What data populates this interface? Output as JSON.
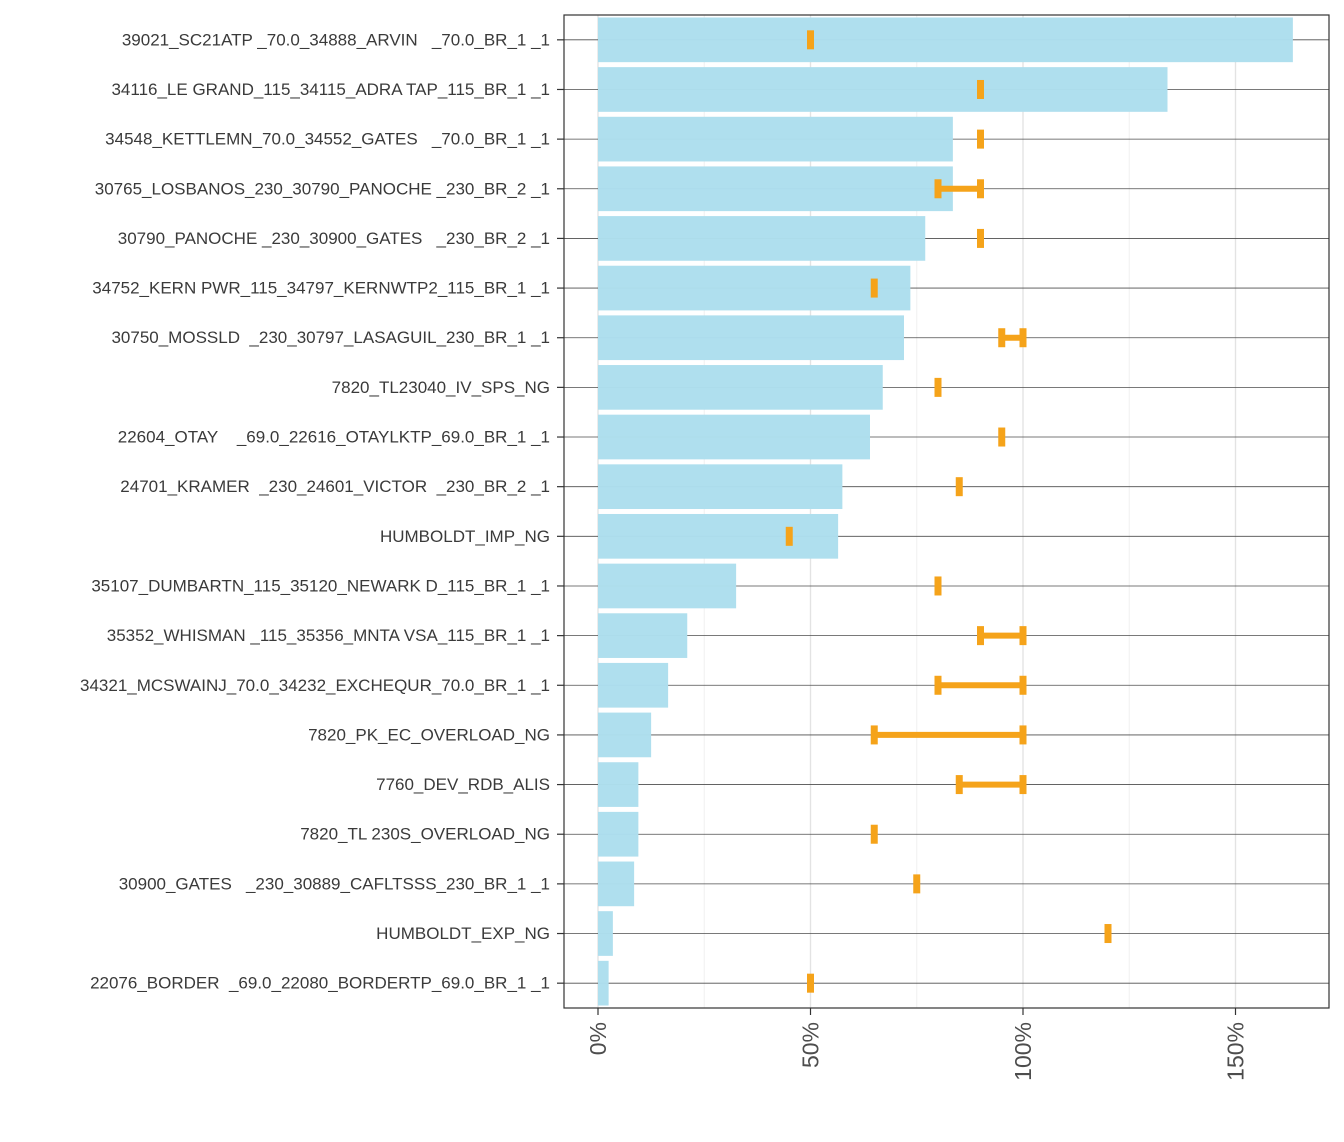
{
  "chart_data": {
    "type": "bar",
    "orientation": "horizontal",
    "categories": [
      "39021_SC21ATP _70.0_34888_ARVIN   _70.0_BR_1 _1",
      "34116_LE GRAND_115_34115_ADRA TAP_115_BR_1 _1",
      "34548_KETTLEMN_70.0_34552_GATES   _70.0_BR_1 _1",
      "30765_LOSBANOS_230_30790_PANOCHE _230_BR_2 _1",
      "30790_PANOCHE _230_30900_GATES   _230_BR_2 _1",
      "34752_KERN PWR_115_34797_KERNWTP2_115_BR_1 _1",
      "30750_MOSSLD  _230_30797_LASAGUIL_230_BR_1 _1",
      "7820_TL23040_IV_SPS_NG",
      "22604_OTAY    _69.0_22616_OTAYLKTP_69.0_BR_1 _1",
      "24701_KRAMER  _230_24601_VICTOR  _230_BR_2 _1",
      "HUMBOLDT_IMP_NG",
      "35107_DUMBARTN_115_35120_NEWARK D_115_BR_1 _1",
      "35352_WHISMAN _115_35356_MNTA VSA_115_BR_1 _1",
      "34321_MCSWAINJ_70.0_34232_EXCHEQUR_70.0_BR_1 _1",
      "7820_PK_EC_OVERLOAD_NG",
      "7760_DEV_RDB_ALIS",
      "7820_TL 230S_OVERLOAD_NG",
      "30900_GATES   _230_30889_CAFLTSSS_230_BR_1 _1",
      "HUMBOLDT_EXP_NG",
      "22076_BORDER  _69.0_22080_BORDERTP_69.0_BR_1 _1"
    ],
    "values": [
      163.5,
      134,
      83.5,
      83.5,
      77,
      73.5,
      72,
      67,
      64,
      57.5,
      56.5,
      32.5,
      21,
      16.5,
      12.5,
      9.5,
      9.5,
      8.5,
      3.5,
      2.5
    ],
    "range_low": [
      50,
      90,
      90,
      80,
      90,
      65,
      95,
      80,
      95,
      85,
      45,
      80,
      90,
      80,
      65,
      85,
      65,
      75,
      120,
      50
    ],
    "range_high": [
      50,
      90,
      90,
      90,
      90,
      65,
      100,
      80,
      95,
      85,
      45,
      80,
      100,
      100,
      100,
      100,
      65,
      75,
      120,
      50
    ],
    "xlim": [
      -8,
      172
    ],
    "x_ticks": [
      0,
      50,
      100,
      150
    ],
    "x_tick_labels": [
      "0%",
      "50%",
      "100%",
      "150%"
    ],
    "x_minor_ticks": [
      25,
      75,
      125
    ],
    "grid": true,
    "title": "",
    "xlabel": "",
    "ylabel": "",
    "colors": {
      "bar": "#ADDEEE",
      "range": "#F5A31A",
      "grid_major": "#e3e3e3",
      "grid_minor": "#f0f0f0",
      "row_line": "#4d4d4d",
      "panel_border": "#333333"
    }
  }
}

# Job:
Pictures are excluded; repeat every record exactly.

# Full answer:
What data populates this interface? Output as JSON.
{
  "chart_data": {
    "type": "bar",
    "orientation": "horizontal",
    "categories": [
      "39021_SC21ATP _70.0_34888_ARVIN   _70.0_BR_1 _1",
      "34116_LE GRAND_115_34115_ADRA TAP_115_BR_1 _1",
      "34548_KETTLEMN_70.0_34552_GATES   _70.0_BR_1 _1",
      "30765_LOSBANOS_230_30790_PANOCHE _230_BR_2 _1",
      "30790_PANOCHE _230_30900_GATES   _230_BR_2 _1",
      "34752_KERN PWR_115_34797_KERNWTP2_115_BR_1 _1",
      "30750_MOSSLD  _230_30797_LASAGUIL_230_BR_1 _1",
      "7820_TL23040_IV_SPS_NG",
      "22604_OTAY    _69.0_22616_OTAYLKTP_69.0_BR_1 _1",
      "24701_KRAMER  _230_24601_VICTOR  _230_BR_2 _1",
      "HUMBOLDT_IMP_NG",
      "35107_DUMBARTN_115_35120_NEWARK D_115_BR_1 _1",
      "35352_WHISMAN _115_35356_MNTA VSA_115_BR_1 _1",
      "34321_MCSWAINJ_70.0_34232_EXCHEQUR_70.0_BR_1 _1",
      "7820_PK_EC_OVERLOAD_NG",
      "7760_DEV_RDB_ALIS",
      "7820_TL 230S_OVERLOAD_NG",
      "30900_GATES   _230_30889_CAFLTSSS_230_BR_1 _1",
      "HUMBOLDT_EXP_NG",
      "22076_BORDER  _69.0_22080_BORDERTP_69.0_BR_1 _1"
    ],
    "values": [
      163.5,
      134,
      83.5,
      83.5,
      77,
      73.5,
      72,
      67,
      64,
      57.5,
      56.5,
      32.5,
      21,
      16.5,
      12.5,
      9.5,
      9.5,
      8.5,
      3.5,
      2.5
    ],
    "range_low": [
      50,
      90,
      90,
      80,
      90,
      65,
      95,
      80,
      95,
      85,
      45,
      80,
      90,
      80,
      65,
      85,
      65,
      75,
      120,
      50
    ],
    "range_high": [
      50,
      90,
      90,
      90,
      90,
      65,
      100,
      80,
      95,
      85,
      45,
      80,
      100,
      100,
      100,
      100,
      65,
      75,
      120,
      50
    ],
    "xlim": [
      -8,
      172
    ],
    "x_ticks": [
      0,
      50,
      100,
      150
    ],
    "x_tick_labels": [
      "0%",
      "50%",
      "100%",
      "150%"
    ],
    "x_minor_ticks": [
      25,
      75,
      125
    ],
    "grid": true,
    "title": "",
    "xlabel": "",
    "ylabel": "",
    "colors": {
      "bar": "#ADDEEE",
      "range": "#F5A31A",
      "grid_major": "#e3e3e3",
      "grid_minor": "#f0f0f0",
      "row_line": "#4d4d4d",
      "panel_border": "#333333"
    }
  }
}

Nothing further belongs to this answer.